TASK DESCRIPTION » Retype the listing that follows, word for word.

GIVEN DATA »
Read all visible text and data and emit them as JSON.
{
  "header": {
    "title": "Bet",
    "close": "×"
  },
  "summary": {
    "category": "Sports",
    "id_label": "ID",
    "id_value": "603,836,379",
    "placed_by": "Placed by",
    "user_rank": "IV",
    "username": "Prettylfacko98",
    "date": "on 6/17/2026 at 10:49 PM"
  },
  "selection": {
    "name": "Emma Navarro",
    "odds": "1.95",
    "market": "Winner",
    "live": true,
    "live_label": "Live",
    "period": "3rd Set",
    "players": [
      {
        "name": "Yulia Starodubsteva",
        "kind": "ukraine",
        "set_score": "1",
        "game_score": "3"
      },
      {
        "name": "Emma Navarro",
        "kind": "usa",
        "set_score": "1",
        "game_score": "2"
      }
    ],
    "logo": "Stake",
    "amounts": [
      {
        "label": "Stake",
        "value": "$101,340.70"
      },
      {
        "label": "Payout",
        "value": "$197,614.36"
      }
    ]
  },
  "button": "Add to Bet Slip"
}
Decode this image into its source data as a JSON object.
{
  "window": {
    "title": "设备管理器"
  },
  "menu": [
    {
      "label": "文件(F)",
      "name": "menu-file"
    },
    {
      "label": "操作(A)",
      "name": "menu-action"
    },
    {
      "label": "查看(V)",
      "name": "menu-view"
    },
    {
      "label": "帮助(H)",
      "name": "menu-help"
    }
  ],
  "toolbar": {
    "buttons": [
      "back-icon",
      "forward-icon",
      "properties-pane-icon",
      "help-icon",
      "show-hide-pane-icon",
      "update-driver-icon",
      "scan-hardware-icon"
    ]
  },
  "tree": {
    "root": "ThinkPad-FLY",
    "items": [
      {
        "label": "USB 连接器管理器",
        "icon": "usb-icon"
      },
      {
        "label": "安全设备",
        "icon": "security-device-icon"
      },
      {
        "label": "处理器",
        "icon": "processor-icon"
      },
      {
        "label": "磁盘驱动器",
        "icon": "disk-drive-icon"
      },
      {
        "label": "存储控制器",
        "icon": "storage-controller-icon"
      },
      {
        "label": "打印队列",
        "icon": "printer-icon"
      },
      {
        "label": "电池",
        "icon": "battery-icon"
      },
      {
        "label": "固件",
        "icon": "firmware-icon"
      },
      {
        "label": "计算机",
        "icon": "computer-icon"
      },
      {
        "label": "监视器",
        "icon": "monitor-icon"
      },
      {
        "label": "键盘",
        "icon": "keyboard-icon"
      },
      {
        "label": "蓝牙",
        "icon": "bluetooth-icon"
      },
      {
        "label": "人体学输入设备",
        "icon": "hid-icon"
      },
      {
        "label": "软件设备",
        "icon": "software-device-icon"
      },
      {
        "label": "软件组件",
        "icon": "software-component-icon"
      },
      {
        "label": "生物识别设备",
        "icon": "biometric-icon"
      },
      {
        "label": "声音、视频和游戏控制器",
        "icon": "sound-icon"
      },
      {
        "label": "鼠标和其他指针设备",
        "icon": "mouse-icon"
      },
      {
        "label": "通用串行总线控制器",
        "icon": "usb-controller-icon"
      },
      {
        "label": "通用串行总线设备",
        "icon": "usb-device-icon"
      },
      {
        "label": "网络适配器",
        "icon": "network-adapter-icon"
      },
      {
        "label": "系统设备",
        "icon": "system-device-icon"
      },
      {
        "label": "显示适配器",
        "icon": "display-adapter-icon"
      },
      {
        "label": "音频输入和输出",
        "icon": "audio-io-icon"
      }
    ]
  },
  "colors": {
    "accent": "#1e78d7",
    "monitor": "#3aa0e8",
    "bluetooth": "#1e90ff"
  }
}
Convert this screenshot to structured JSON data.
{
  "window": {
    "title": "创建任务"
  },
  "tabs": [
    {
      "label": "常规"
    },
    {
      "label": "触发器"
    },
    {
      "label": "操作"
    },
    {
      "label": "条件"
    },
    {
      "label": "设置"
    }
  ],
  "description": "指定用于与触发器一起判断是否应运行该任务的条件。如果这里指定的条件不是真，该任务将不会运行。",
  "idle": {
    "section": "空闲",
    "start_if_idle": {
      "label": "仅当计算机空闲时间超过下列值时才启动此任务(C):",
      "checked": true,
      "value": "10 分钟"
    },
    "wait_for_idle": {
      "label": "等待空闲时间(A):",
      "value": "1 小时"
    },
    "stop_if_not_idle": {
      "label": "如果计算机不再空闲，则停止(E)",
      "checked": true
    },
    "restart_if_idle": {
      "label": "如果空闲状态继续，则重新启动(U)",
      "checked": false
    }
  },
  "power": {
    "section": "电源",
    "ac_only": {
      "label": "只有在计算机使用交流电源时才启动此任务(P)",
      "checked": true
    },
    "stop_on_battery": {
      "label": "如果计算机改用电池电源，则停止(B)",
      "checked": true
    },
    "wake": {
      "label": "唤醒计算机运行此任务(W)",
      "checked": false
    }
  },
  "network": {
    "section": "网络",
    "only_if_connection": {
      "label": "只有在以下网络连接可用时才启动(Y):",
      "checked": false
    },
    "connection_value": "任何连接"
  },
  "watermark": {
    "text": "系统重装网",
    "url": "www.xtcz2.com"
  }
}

RESPONSE TO THE TASK »
Read all visible text and data and emit them as JSON.
{
  "header": {
    "title": "Bet",
    "close": "×"
  },
  "summary": {
    "category": "Sports",
    "id_label": "ID",
    "id_value": "603,836,379",
    "placed_by": "Placed by",
    "user_rank": "IV",
    "username": "Prettylfacko98",
    "date": "on 6/17/2026 at 10:49 PM"
  },
  "selection": {
    "name": "Emma Navarro",
    "odds": "1.95",
    "market": "Winner",
    "live": true,
    "live_label": "Live",
    "period": "3rd Set",
    "players": [
      {
        "name": "Yulia Starodubsteva",
        "kind": "ukraine",
        "set_score": "1",
        "game_score": "3"
      },
      {
        "name": "Emma Navarro",
        "kind": "usa",
        "set_score": "1",
        "game_score": "2"
      }
    ],
    "logo": "Stake",
    "amounts": [
      {
        "label": "Stake",
        "value": "$101,340.70"
      },
      {
        "label": "Payout",
        "value": "$197,614.36"
      }
    ]
  },
  "button": "Add to Bet Slip"
}
Decode this image into its source data as a JSON object.
{
  "window": {
    "title": "设备管理器"
  },
  "menu": [
    {
      "label": "文件(F)",
      "name": "menu-file"
    },
    {
      "label": "操作(A)",
      "name": "menu-action"
    },
    {
      "label": "查看(V)",
      "name": "menu-view"
    },
    {
      "label": "帮助(H)",
      "name": "menu-help"
    }
  ],
  "toolbar": {
    "buttons": [
      "back-icon",
      "forward-icon",
      "properties-pane-icon",
      "help-icon",
      "show-hide-pane-icon",
      "update-driver-icon",
      "scan-hardware-icon"
    ]
  },
  "tree": {
    "root": "ThinkPad-FLY",
    "items": [
      {
        "label": "USB 连接器管理器",
        "icon": "usb-icon"
      },
      {
        "label": "安全设备",
        "icon": "security-device-icon"
      },
      {
        "label": "处理器",
        "icon": "processor-icon"
      },
      {
        "label": "磁盘驱动器",
        "icon": "disk-drive-icon"
      },
      {
        "label": "存储控制器",
        "icon": "storage-controller-icon"
      },
      {
        "label": "打印队列",
        "icon": "printer-icon"
      },
      {
        "label": "电池",
        "icon": "battery-icon"
      },
      {
        "label": "固件",
        "icon": "firmware-icon"
      },
      {
        "label": "计算机",
        "icon": "computer-icon"
      },
      {
        "label": "监视器",
        "icon": "monitor-icon"
      },
      {
        "label": "键盘",
        "icon": "keyboard-icon"
      },
      {
        "label": "蓝牙",
        "icon": "bluetooth-icon"
      },
      {
        "label": "人体学输入设备",
        "icon": "hid-icon"
      },
      {
        "label": "软件设备",
        "icon": "software-device-icon"
      },
      {
        "label": "软件组件",
        "icon": "software-component-icon"
      },
      {
        "label": "生物识别设备",
        "icon": "biometric-icon"
      },
      {
        "label": "声音、视频和游戏控制器",
        "icon": "sound-icon"
      },
      {
        "label": "鼠标和其他指针设备",
        "icon": "mouse-icon"
      },
      {
        "label": "通用串行总线控制器",
        "icon": "usb-controller-icon"
      },
      {
        "label": "通用串行总线设备",
        "icon": "usb-device-icon"
      },
      {
        "label": "网络适配器",
        "icon": "network-adapter-icon"
      },
      {
        "label": "系统设备",
        "icon": "system-device-icon"
      },
      {
        "label": "显示适配器",
        "icon": "display-adapter-icon"
      },
      {
        "label": "音频输入和输出",
        "icon": "audio-io-icon"
      }
    ]
  },
  "colors": {
    "accent": "#1e78d7",
    "monitor": "#3aa0e8",
    "bluetooth": "#1e90ff"
  }
}
Convert this screenshot to structured JSON data.
{
  "window": {
    "title": "创建任务"
  },
  "tabs": [
    {
      "label": "常规"
    },
    {
      "label": "触发器"
    },
    {
      "label": "操作"
    },
    {
      "label": "条件"
    },
    {
      "label": "设置"
    }
  ],
  "description": "指定用于与触发器一起判断是否应运行该任务的条件。如果这里指定的条件不是真，该任务将不会运行。",
  "idle": {
    "section": "空闲",
    "start_if_idle": {
      "label": "仅当计算机空闲时间超过下列值时才启动此任务(C):",
      "checked": true,
      "value": "10 分钟"
    },
    "wait_for_idle": {
      "label": "等待空闲时间(A):",
      "value": "1 小时"
    },
    "stop_if_not_idle": {
      "label": "如果计算机不再空闲，则停止(E)",
      "checked": true
    },
    "restart_if_idle": {
      "label": "如果空闲状态继续，则重新启动(U)",
      "checked": false
    }
  },
  "power": {
    "section": "电源",
    "ac_only": {
      "label": "只有在计算机使用交流电源时才启动此任务(P)",
      "checked": true
    },
    "stop_on_battery": {
      "label": "如果计算机改用电池电源，则停止(B)",
      "checked": true
    },
    "wake": {
      "label": "唤醒计算机运行此任务(W)",
      "checked": false
    }
  },
  "network": {
    "section": "网络",
    "only_if_connection": {
      "label": "只有在以下网络连接可用时才启动(Y):",
      "checked": false
    },
    "connection_value": "任何连接"
  },
  "watermark": {
    "text": "系统重装网",
    "url": "www.xtcz2.com"
  }
}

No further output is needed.